[start]
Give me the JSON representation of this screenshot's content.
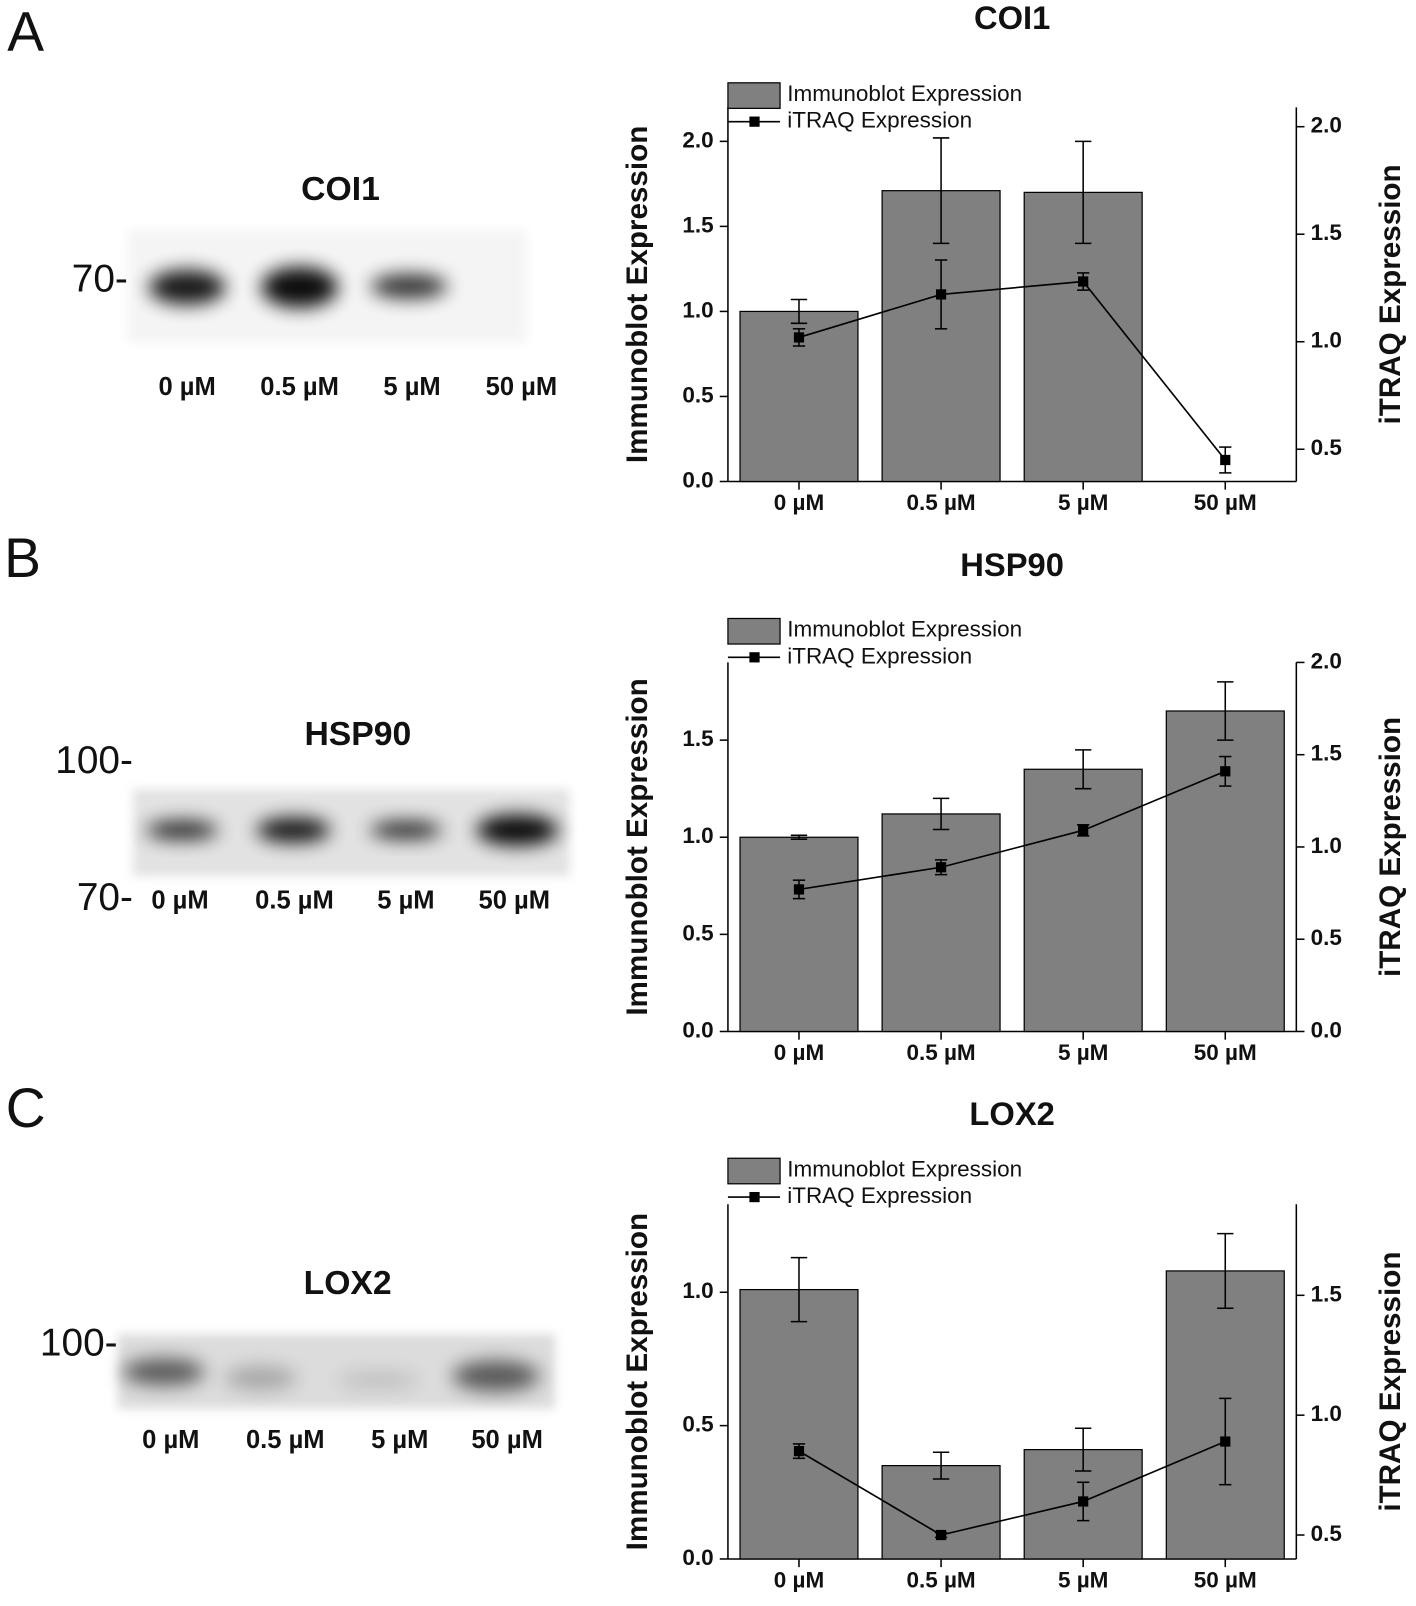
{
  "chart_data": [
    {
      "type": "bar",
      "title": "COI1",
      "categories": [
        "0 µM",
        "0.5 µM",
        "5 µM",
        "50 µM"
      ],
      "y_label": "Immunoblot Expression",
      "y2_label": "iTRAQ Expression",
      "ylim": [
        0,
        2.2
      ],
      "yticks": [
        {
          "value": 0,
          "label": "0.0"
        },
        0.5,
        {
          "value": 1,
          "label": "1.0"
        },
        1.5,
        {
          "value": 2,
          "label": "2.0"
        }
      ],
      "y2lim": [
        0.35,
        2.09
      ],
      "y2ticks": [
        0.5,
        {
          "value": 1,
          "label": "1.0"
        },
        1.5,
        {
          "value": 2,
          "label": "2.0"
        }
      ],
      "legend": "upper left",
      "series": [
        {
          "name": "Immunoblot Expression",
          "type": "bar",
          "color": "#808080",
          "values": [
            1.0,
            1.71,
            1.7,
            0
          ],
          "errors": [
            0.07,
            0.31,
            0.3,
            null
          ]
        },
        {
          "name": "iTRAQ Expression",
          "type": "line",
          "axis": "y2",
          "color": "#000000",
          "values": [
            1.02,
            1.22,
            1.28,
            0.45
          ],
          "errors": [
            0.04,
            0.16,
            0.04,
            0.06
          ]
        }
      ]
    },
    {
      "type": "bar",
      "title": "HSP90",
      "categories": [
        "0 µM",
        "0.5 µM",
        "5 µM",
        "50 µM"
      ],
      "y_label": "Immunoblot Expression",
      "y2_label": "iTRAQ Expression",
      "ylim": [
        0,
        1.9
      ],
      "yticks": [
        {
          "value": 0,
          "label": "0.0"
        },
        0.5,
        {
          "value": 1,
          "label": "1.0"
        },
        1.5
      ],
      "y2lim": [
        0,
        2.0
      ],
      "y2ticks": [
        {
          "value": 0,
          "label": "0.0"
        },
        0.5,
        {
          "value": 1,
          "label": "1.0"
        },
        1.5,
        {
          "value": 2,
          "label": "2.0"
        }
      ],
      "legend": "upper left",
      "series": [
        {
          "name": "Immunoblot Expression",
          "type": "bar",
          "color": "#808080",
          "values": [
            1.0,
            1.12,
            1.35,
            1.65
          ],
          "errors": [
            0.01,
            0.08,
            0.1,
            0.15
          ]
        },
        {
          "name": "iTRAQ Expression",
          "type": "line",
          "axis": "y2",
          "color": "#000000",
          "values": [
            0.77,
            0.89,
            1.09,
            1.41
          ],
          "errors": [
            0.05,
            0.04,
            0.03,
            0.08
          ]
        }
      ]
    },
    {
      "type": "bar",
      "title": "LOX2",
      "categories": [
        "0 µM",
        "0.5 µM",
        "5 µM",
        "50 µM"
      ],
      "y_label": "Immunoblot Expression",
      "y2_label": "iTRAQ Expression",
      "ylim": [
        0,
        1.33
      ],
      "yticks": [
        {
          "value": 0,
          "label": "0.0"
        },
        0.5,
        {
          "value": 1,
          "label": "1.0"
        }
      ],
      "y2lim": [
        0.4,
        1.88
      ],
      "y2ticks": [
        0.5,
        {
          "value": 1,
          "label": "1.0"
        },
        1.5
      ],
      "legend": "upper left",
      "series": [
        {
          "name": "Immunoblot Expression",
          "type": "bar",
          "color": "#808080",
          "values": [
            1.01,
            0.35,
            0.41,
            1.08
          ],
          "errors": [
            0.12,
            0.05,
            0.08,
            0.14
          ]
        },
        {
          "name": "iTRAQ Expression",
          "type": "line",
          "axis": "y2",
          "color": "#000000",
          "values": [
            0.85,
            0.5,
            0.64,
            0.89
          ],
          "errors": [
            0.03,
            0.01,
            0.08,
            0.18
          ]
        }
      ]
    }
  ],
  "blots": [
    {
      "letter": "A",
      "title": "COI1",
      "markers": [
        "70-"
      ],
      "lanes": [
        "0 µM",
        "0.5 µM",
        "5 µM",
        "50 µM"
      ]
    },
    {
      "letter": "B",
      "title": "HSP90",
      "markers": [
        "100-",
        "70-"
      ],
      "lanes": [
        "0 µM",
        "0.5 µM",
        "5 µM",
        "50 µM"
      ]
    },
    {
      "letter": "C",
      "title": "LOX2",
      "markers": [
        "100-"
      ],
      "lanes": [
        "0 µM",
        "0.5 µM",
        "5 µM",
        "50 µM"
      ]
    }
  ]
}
[end]
→ **Work instructions**
Replicate the material above verbatim; images stay out of the copy.

→ **Result**
Give me the JSON representation of this screenshot's content.
{
  "chart_data": [
    {
      "type": "bar",
      "title": "COI1",
      "categories": [
        "0 µM",
        "0.5 µM",
        "5 µM",
        "50 µM"
      ],
      "y_label": "Immunoblot Expression",
      "y2_label": "iTRAQ Expression",
      "ylim": [
        0,
        2.2
      ],
      "yticks": [
        {
          "value": 0,
          "label": "0.0"
        },
        0.5,
        {
          "value": 1,
          "label": "1.0"
        },
        1.5,
        {
          "value": 2,
          "label": "2.0"
        }
      ],
      "y2lim": [
        0.35,
        2.09
      ],
      "y2ticks": [
        0.5,
        {
          "value": 1,
          "label": "1.0"
        },
        1.5,
        {
          "value": 2,
          "label": "2.0"
        }
      ],
      "legend": "upper left",
      "series": [
        {
          "name": "Immunoblot Expression",
          "type": "bar",
          "color": "#808080",
          "values": [
            1.0,
            1.71,
            1.7,
            0
          ],
          "errors": [
            0.07,
            0.31,
            0.3,
            null
          ]
        },
        {
          "name": "iTRAQ Expression",
          "type": "line",
          "axis": "y2",
          "color": "#000000",
          "values": [
            1.02,
            1.22,
            1.28,
            0.45
          ],
          "errors": [
            0.04,
            0.16,
            0.04,
            0.06
          ]
        }
      ]
    },
    {
      "type": "bar",
      "title": "HSP90",
      "categories": [
        "0 µM",
        "0.5 µM",
        "5 µM",
        "50 µM"
      ],
      "y_label": "Immunoblot Expression",
      "y2_label": "iTRAQ Expression",
      "ylim": [
        0,
        1.9
      ],
      "yticks": [
        {
          "value": 0,
          "label": "0.0"
        },
        0.5,
        {
          "value": 1,
          "label": "1.0"
        },
        1.5
      ],
      "y2lim": [
        0,
        2.0
      ],
      "y2ticks": [
        {
          "value": 0,
          "label": "0.0"
        },
        0.5,
        {
          "value": 1,
          "label": "1.0"
        },
        1.5,
        {
          "value": 2,
          "label": "2.0"
        }
      ],
      "legend": "upper left",
      "series": [
        {
          "name": "Immunoblot Expression",
          "type": "bar",
          "color": "#808080",
          "values": [
            1.0,
            1.12,
            1.35,
            1.65
          ],
          "errors": [
            0.01,
            0.08,
            0.1,
            0.15
          ]
        },
        {
          "name": "iTRAQ Expression",
          "type": "line",
          "axis": "y2",
          "color": "#000000",
          "values": [
            0.77,
            0.89,
            1.09,
            1.41
          ],
          "errors": [
            0.05,
            0.04,
            0.03,
            0.08
          ]
        }
      ]
    },
    {
      "type": "bar",
      "title": "LOX2",
      "categories": [
        "0 µM",
        "0.5 µM",
        "5 µM",
        "50 µM"
      ],
      "y_label": "Immunoblot Expression",
      "y2_label": "iTRAQ Expression",
      "ylim": [
        0,
        1.33
      ],
      "yticks": [
        {
          "value": 0,
          "label": "0.0"
        },
        0.5,
        {
          "value": 1,
          "label": "1.0"
        }
      ],
      "y2lim": [
        0.4,
        1.88
      ],
      "y2ticks": [
        0.5,
        {
          "value": 1,
          "label": "1.0"
        },
        1.5
      ],
      "legend": "upper left",
      "series": [
        {
          "name": "Immunoblot Expression",
          "type": "bar",
          "color": "#808080",
          "values": [
            1.01,
            0.35,
            0.41,
            1.08
          ],
          "errors": [
            0.12,
            0.05,
            0.08,
            0.14
          ]
        },
        {
          "name": "iTRAQ Expression",
          "type": "line",
          "axis": "y2",
          "color": "#000000",
          "values": [
            0.85,
            0.5,
            0.64,
            0.89
          ],
          "errors": [
            0.03,
            0.01,
            0.08,
            0.18
          ]
        }
      ]
    }
  ],
  "blots": [
    {
      "letter": "A",
      "title": "COI1",
      "markers": [
        "70-"
      ],
      "lanes": [
        "0 µM",
        "0.5 µM",
        "5 µM",
        "50 µM"
      ]
    },
    {
      "letter": "B",
      "title": "HSP90",
      "markers": [
        "100-",
        "70-"
      ],
      "lanes": [
        "0 µM",
        "0.5 µM",
        "5 µM",
        "50 µM"
      ]
    },
    {
      "letter": "C",
      "title": "LOX2",
      "markers": [
        "100-"
      ],
      "lanes": [
        "0 µM",
        "0.5 µM",
        "5 µM",
        "50 µM"
      ]
    }
  ]
}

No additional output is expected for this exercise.